(Written task): Could you copy, without any change, the lines of the data from the line with "legend-item: verdichteter Raum: [399, 524, 532, 540]" up to and including the line with "bar-value-label: 356: [207, 187, 230, 203]"?

(Provided material):
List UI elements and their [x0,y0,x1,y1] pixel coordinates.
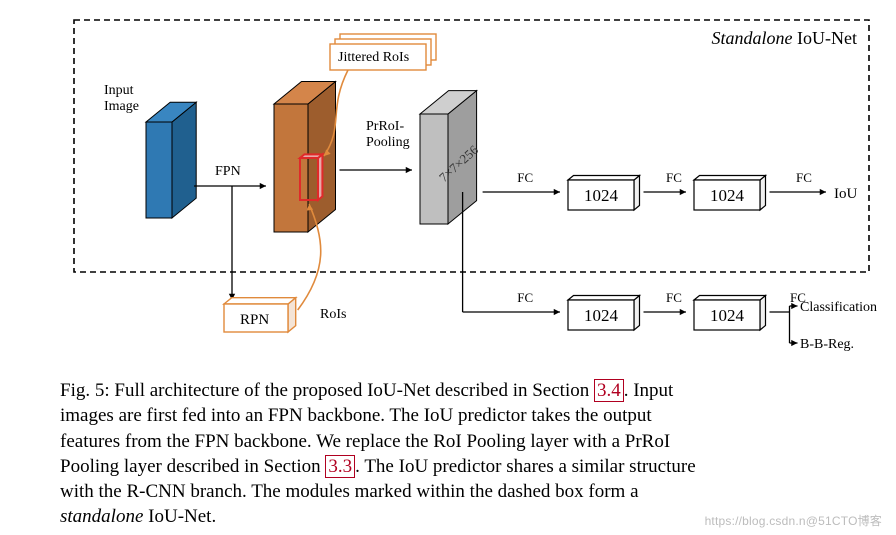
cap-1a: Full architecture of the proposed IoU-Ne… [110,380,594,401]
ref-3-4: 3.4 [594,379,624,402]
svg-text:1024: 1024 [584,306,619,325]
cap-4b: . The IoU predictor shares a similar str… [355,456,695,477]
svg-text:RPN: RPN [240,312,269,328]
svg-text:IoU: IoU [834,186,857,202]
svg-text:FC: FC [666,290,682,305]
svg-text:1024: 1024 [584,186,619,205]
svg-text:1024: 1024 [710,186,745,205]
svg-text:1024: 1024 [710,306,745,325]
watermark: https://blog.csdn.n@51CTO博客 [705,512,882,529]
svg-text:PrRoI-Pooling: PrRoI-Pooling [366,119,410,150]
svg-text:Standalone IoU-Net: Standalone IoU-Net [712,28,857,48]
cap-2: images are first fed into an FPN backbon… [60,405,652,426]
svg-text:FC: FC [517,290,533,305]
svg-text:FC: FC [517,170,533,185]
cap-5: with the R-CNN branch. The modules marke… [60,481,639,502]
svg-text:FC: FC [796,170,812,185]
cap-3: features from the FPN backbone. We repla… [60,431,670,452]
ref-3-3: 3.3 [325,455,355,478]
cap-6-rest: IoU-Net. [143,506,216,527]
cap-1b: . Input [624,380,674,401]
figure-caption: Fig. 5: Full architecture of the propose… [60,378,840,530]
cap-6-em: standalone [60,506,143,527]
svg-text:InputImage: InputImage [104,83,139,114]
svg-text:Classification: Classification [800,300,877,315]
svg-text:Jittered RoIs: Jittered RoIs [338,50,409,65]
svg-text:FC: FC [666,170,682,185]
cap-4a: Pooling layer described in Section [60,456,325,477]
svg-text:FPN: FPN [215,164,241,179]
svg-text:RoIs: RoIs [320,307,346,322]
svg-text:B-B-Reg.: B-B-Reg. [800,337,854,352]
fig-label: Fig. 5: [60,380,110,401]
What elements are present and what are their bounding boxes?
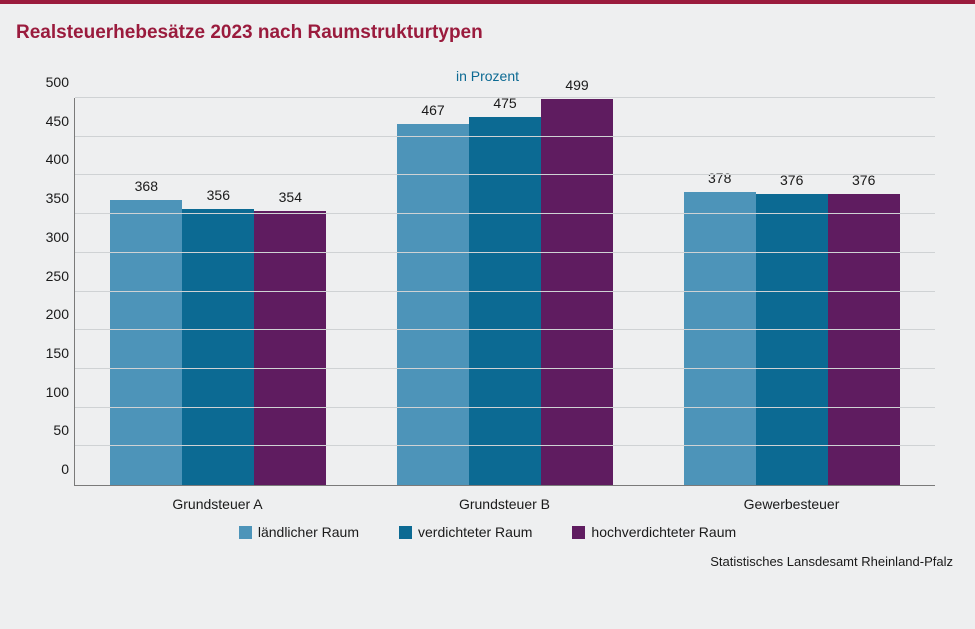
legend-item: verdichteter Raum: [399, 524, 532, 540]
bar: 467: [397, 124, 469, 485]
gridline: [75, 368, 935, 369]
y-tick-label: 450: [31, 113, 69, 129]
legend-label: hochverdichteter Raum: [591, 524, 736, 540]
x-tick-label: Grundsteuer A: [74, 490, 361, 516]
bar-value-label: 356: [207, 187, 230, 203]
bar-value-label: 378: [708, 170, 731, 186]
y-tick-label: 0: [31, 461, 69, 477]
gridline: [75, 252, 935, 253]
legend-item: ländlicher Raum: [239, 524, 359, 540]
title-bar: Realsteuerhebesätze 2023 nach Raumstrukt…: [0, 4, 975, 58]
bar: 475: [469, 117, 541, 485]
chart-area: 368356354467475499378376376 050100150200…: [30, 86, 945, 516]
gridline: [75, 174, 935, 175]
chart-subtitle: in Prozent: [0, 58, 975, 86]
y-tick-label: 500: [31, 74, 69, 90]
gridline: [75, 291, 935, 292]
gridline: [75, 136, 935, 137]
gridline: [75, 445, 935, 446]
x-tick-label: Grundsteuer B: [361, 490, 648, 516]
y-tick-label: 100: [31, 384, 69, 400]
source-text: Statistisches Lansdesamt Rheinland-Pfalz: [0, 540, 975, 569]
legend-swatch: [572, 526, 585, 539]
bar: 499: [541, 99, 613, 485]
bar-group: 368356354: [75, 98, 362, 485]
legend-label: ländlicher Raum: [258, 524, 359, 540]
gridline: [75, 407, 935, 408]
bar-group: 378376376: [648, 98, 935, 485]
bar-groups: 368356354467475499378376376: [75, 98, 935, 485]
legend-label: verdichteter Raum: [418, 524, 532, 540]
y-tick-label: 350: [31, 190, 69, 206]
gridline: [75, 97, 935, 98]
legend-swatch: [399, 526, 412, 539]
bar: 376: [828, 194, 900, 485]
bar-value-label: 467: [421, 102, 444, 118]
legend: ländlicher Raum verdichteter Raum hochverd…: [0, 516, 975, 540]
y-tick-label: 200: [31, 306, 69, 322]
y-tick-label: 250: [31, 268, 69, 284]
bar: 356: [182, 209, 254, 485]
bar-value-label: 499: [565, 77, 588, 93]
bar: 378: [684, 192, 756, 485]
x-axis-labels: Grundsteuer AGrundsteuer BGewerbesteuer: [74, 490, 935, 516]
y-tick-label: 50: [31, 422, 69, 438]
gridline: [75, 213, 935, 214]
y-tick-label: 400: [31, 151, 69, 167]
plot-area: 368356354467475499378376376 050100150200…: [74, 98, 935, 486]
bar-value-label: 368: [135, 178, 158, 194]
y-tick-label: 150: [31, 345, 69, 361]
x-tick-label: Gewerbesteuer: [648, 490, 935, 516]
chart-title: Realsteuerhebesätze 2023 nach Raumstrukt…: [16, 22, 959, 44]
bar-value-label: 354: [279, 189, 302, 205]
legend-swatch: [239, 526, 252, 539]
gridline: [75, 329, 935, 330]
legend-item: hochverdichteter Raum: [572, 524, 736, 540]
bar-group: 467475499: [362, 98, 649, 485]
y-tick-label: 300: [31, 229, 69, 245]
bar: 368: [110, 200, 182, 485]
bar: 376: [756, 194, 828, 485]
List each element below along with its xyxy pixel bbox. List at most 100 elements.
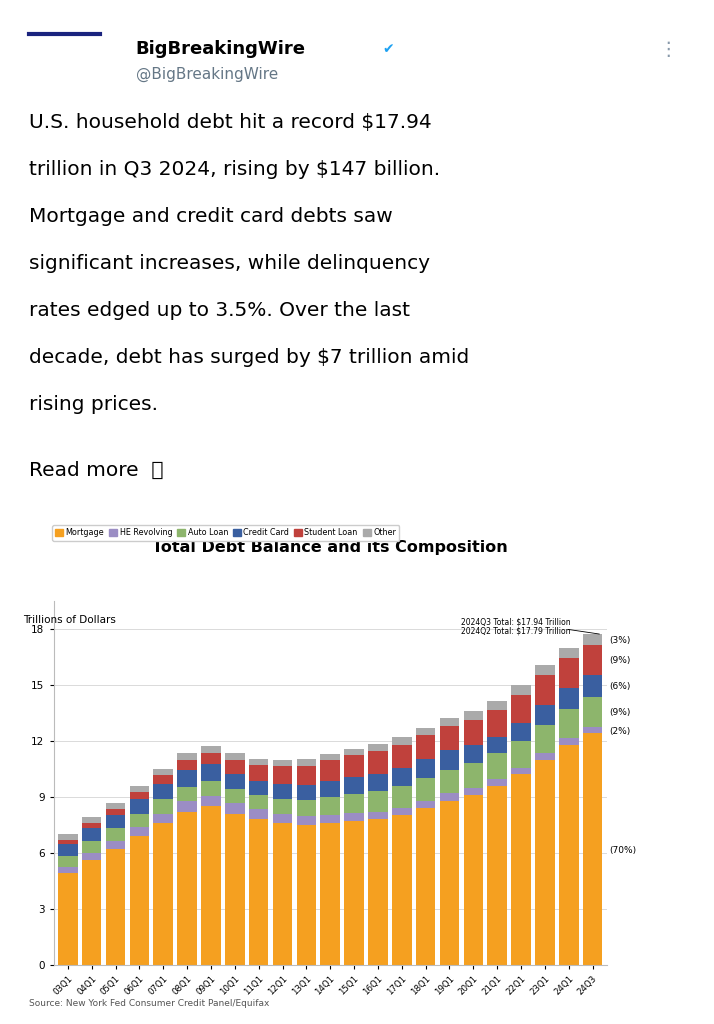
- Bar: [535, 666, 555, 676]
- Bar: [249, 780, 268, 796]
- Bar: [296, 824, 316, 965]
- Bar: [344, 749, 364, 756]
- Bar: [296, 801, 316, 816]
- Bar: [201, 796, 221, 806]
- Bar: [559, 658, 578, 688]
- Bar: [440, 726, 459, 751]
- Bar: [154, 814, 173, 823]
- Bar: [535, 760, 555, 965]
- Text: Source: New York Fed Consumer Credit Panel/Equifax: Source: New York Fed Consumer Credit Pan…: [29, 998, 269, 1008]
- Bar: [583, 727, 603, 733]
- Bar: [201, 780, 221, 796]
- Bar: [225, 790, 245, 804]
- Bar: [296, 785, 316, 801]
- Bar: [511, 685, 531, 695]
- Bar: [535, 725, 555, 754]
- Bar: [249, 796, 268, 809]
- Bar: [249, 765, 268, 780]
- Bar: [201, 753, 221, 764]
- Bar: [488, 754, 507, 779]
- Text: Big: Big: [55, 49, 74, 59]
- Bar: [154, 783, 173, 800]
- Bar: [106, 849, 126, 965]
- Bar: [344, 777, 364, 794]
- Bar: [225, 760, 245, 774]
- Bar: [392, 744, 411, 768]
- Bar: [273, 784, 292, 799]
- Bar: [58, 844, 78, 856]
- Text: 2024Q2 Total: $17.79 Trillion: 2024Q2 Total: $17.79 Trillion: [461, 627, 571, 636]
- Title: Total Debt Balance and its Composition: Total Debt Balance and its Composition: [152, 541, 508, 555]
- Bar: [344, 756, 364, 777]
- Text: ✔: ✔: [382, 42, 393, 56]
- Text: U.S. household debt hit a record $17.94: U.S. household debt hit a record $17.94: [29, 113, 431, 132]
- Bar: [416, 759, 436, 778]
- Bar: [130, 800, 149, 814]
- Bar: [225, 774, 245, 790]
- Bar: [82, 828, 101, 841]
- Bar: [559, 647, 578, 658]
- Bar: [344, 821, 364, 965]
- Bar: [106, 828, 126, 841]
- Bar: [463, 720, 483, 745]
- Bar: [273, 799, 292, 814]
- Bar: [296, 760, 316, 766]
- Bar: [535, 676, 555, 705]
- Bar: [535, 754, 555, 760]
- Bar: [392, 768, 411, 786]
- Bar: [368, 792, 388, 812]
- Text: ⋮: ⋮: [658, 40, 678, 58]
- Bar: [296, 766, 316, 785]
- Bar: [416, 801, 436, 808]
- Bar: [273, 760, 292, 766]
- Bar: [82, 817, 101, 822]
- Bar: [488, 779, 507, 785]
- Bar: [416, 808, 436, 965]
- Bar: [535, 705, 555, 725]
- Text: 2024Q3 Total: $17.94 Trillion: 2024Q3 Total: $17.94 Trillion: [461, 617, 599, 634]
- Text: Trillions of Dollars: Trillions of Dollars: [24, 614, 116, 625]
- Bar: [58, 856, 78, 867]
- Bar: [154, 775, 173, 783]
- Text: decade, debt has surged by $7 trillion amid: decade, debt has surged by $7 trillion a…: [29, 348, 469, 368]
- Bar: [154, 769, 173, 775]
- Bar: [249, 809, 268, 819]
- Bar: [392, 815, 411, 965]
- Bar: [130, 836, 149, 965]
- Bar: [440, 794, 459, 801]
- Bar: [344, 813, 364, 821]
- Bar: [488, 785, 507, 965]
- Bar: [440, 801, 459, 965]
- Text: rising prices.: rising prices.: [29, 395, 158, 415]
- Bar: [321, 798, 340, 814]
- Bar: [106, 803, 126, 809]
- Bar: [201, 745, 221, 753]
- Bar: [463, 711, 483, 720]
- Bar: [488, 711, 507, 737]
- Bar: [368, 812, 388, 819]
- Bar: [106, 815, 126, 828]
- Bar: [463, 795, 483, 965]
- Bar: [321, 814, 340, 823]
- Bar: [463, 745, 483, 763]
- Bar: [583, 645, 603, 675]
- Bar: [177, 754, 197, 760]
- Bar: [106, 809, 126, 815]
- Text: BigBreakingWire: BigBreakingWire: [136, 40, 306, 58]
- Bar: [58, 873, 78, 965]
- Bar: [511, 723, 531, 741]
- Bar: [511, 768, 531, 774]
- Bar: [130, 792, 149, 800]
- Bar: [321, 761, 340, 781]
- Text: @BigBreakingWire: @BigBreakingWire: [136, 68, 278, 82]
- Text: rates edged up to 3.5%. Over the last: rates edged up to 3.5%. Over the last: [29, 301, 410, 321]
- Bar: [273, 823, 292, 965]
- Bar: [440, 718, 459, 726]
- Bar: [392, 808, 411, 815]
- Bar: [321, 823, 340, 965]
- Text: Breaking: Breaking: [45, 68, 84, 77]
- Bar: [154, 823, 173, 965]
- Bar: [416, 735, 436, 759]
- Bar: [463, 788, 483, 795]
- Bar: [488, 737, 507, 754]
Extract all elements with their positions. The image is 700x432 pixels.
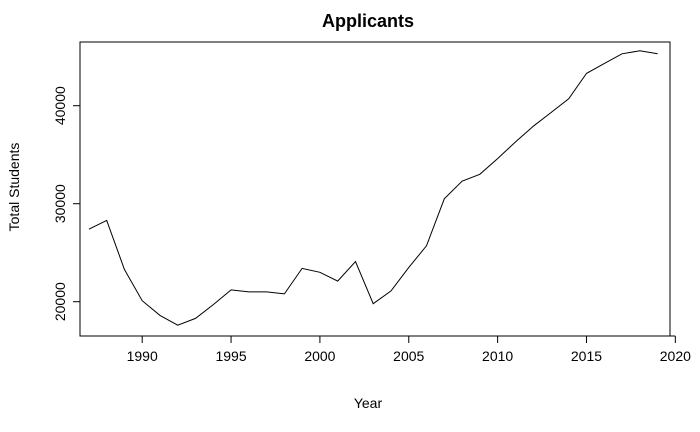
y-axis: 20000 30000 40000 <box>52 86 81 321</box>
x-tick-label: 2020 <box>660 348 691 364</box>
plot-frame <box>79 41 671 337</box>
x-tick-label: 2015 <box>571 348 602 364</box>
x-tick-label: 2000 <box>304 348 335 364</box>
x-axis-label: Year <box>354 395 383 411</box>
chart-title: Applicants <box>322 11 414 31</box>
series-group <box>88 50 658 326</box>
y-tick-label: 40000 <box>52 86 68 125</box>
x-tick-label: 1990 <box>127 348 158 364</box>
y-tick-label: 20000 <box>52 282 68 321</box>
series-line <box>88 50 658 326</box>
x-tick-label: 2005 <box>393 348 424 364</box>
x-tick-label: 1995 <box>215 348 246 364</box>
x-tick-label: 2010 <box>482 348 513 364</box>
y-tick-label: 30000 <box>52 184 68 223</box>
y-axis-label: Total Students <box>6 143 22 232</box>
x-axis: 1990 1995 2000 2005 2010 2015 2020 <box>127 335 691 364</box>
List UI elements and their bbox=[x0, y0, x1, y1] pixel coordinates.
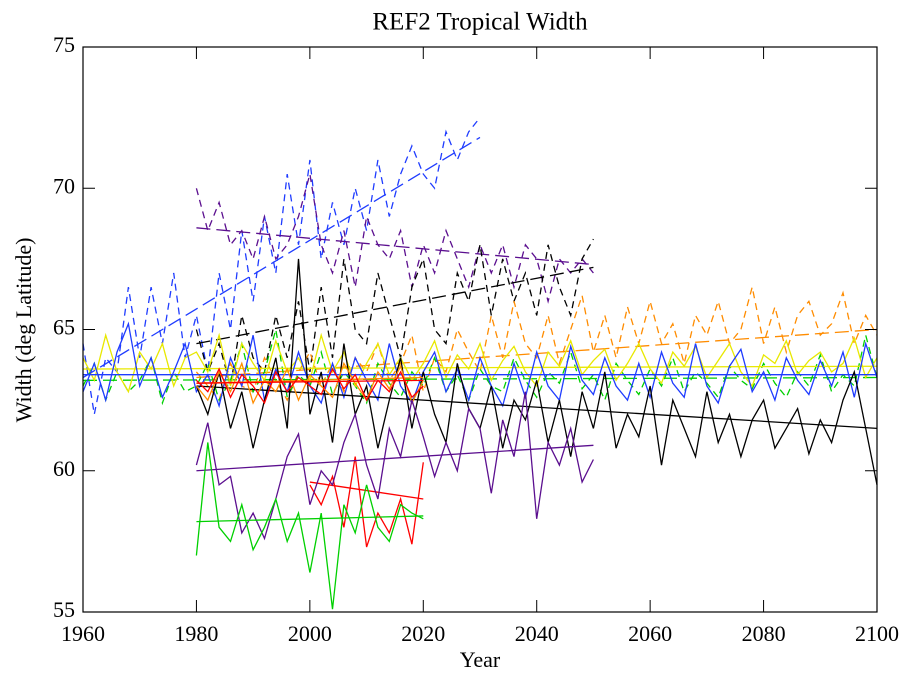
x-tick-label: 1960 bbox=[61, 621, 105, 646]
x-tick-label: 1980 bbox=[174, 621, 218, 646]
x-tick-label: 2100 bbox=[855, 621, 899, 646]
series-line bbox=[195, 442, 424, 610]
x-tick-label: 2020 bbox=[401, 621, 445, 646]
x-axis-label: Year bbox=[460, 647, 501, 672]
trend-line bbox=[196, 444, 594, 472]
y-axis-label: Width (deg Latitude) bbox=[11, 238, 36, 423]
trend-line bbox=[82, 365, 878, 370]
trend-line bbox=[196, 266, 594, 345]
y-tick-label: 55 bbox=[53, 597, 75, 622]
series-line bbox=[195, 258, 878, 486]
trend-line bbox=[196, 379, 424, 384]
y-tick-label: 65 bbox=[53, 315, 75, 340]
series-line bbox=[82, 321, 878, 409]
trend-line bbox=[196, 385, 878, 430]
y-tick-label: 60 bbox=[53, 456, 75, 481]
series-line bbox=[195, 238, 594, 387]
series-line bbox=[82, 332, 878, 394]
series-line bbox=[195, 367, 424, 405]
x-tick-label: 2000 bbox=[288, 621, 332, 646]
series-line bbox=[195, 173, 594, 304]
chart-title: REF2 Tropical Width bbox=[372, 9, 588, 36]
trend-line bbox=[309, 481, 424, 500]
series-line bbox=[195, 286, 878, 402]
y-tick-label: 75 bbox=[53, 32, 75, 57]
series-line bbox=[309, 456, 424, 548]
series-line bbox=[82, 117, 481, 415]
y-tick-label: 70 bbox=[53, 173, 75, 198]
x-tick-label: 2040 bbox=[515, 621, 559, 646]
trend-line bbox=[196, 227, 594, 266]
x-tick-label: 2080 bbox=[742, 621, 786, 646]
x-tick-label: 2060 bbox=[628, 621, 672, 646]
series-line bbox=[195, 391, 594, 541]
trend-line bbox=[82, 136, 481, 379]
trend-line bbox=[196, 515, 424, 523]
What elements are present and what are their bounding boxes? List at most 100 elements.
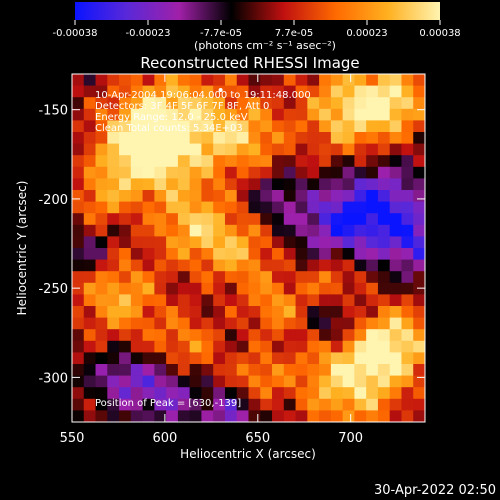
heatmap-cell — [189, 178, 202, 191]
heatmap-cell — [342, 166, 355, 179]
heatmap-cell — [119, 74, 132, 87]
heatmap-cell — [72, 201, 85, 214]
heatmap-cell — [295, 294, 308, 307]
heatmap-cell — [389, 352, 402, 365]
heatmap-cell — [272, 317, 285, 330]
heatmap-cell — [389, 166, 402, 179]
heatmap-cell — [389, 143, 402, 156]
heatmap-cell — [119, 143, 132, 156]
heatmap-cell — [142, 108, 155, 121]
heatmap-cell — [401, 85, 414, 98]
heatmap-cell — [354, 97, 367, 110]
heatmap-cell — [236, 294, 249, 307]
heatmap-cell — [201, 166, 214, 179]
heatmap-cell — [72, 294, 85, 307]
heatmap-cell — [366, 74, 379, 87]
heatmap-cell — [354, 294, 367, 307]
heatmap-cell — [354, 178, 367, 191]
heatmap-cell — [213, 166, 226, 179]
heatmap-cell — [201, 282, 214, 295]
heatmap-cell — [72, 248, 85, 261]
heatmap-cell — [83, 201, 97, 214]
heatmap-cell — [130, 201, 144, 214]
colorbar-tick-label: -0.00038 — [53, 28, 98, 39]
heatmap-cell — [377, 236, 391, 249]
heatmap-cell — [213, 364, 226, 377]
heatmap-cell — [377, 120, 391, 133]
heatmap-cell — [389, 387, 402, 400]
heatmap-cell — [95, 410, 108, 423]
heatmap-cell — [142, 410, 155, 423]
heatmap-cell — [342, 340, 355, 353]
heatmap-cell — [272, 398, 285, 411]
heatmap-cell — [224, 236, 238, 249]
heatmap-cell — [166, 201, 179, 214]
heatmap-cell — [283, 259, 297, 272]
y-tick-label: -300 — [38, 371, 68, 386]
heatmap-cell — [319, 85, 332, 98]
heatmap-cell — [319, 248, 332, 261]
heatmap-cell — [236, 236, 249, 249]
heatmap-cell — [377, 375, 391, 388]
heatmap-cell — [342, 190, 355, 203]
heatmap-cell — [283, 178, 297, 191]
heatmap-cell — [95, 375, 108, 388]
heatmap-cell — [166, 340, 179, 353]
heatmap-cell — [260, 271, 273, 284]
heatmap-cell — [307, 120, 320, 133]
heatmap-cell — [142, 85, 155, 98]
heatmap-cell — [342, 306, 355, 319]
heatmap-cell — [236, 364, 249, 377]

(Solution to this problem):
legend-item: verdichteter Raum: [399, 524, 532, 540]
bar: 467: [397, 124, 469, 485]
gridline: [75, 368, 935, 369]
y-tick-label: 450: [31, 113, 69, 129]
legend-label: hochverdichteter Raum: [591, 524, 736, 540]
x-tick-label: Grundsteuer A: [74, 490, 361, 516]
bar-value-label: 356: [207, 187, 230, 203]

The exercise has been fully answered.